Write out each row below word for word, omitting the pictures.

## begin Data entries

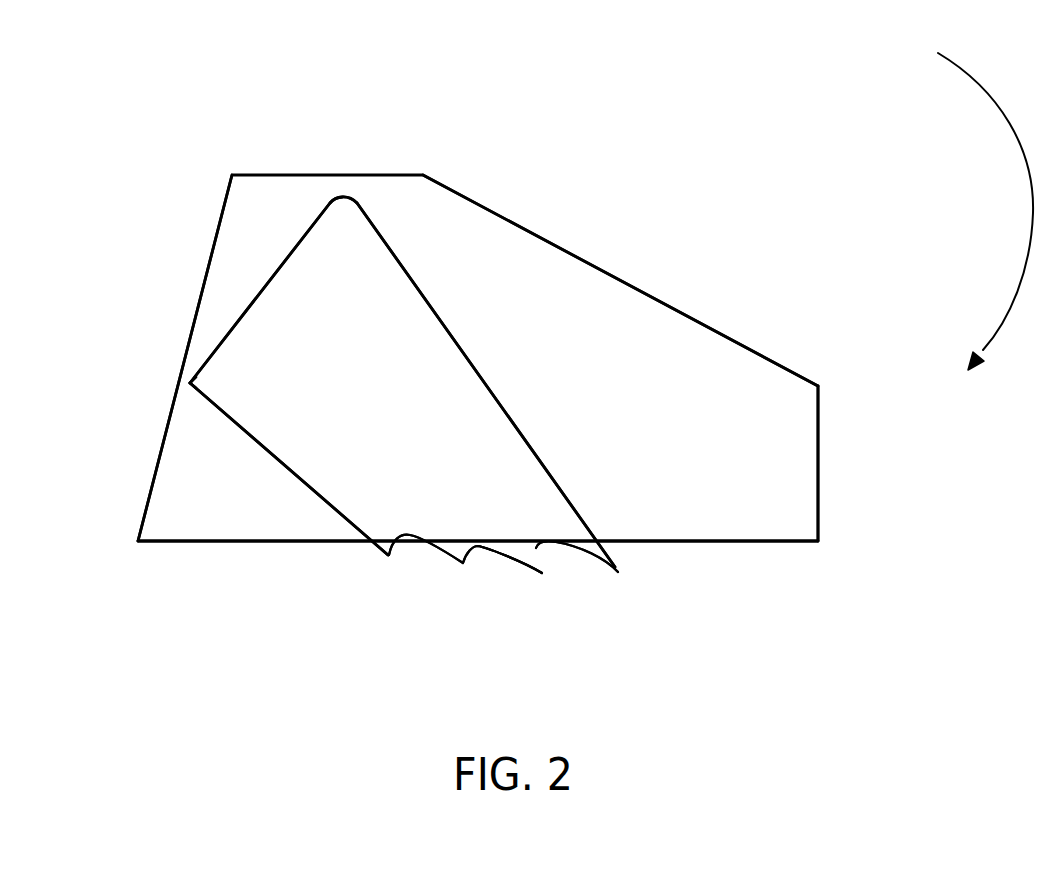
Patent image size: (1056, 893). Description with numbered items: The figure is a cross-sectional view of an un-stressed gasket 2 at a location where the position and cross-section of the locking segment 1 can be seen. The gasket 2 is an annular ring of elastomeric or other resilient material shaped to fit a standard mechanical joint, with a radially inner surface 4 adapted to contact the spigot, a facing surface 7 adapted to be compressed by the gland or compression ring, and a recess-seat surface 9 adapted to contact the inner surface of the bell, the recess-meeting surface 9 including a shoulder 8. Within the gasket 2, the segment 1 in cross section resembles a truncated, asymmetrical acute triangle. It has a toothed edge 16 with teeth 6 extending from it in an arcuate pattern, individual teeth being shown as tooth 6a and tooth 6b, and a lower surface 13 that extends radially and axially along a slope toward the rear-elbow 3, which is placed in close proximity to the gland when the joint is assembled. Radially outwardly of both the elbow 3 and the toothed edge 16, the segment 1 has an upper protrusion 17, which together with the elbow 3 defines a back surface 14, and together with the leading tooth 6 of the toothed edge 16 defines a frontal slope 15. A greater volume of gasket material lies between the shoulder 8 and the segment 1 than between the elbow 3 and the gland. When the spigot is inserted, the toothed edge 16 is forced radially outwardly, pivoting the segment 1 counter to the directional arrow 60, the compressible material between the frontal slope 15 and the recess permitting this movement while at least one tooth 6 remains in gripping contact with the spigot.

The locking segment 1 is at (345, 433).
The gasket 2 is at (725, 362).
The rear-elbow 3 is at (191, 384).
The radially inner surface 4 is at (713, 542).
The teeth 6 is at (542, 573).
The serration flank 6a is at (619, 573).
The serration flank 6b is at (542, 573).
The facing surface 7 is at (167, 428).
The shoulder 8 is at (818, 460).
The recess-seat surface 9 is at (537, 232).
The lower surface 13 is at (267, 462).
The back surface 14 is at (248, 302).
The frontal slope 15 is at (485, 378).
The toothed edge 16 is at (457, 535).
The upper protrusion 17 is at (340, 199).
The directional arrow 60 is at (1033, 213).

## end Data entries

» Full answer
Patent image size: (1056, 893). Description with numbered items: The figure is a cross-sectional view of an un-stressed gasket 2 at a location where the position and cross-section of the locking segment 1 can be seen. The gasket 2 is an annular ring of elastomeric or other resilient material shaped to fit a standard mechanical joint, with a radially inner surface 4 adapted to contact the spigot, a facing surface 7 adapted to be compressed by the gland or compression ring, and a recess-seat surface 9 adapted to contact the inner surface of the bell, the recess-meeting surface 9 including a shoulder 8. Within the gasket 2, the segment 1 in cross section resembles a truncated, asymmetrical acute triangle. It has a toothed edge 16 with teeth 6 extending from it in an arcuate pattern, individual teeth being shown as tooth 6a and tooth 6b, and a lower surface 13 that extends radially and axially along a slope toward the rear-elbow 3, which is placed in close proximity to the gland when the joint is assembled. Radially outwardly of both the elbow 3 and the toothed edge 16, the segment 1 has an upper protrusion 17, which together with the elbow 3 defines a back surface 14, and together with the leading tooth 6 of the toothed edge 16 defines a frontal slope 15. A greater volume of gasket material lies between the shoulder 8 and the segment 1 than between the elbow 3 and the gland. When the spigot is inserted, the toothed edge 16 is forced radially outwardly, pivoting the segment 1 counter to the directional arrow 60, the compressible material between the frontal slope 15 and the recess permitting this movement while at least one tooth 6 remains in gripping contact with the spigot.

The locking segment 1 is at (345, 433).
The gasket 2 is at (725, 362).
The rear-elbow 3 is at (191, 384).
The radially inner surface 4 is at (713, 542).
The teeth 6 is at (542, 573).
The serration flank 6a is at (619, 573).
The serration flank 6b is at (542, 573).
The facing surface 7 is at (167, 428).
The shoulder 8 is at (818, 460).
The recess-seat surface 9 is at (537, 232).
The lower surface 13 is at (267, 462).
The back surface 14 is at (248, 302).
The frontal slope 15 is at (485, 378).
The toothed edge 16 is at (457, 535).
The upper protrusion 17 is at (340, 199).
The directional arrow 60 is at (1033, 213).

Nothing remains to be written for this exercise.